### TASK DIRECTIONS
Without omitting anything, return the records precisely as given.

Start MATERIAL SUPPLIED

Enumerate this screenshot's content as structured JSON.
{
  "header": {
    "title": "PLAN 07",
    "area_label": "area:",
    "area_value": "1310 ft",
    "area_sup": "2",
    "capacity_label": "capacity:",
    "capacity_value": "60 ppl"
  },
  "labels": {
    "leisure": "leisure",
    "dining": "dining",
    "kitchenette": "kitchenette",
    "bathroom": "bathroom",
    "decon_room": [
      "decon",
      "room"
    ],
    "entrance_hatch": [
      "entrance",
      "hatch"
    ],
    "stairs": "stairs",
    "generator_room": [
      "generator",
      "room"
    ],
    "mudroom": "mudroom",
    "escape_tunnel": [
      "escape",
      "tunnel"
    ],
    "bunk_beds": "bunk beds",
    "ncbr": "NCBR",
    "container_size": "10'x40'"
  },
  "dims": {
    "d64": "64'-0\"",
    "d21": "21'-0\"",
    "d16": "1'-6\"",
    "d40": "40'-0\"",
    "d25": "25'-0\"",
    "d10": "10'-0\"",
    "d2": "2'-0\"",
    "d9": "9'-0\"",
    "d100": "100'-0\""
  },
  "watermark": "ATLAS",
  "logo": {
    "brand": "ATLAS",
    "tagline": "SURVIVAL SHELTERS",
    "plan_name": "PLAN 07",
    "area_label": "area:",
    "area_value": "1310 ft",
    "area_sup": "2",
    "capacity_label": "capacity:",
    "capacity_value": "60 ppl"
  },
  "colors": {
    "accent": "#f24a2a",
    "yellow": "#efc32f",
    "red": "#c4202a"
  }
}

End MATERIAL SUPPLIED

### SOLUTION FOR THIS PROBLEM
Enumerate this screenshot's content as structured JSON.
{
  "header": {
    "title": "PLAN 07",
    "area_label": "area:",
    "area_value": "1310 ft",
    "area_sup": "2",
    "capacity_label": "capacity:",
    "capacity_value": "60 ppl"
  },
  "labels": {
    "leisure": "leisure",
    "dining": "dining",
    "kitchenette": "kitchenette",
    "bathroom": "bathroom",
    "decon_room": [
      "decon",
      "room"
    ],
    "entrance_hatch": [
      "entrance",
      "hatch"
    ],
    "stairs": "stairs",
    "generator_room": [
      "generator",
      "room"
    ],
    "mudroom": "mudroom",
    "escape_tunnel": [
      "escape",
      "tunnel"
    ],
    "bunk_beds": "bunk beds",
    "ncbr": "NCBR",
    "container_size": "10'x40'"
  },
  "dims": {
    "d64": "64'-0\"",
    "d21": "21'-0\"",
    "d16": "1'-6\"",
    "d40": "40'-0\"",
    "d25": "25'-0\"",
    "d10": "10'-0\"",
    "d2": "2'-0\"",
    "d9": "9'-0\"",
    "d100": "100'-0\""
  },
  "watermark": "ATLAS",
  "logo": {
    "brand": "ATLAS",
    "tagline": "SURVIVAL SHELTERS",
    "plan_name": "PLAN 07",
    "area_label": "area:",
    "area_value": "1310 ft",
    "area_sup": "2",
    "capacity_label": "capacity:",
    "capacity_value": "60 ppl"
  },
  "colors": {
    "accent": "#f24a2a",
    "yellow": "#efc32f",
    "red": "#c4202a"
  }
}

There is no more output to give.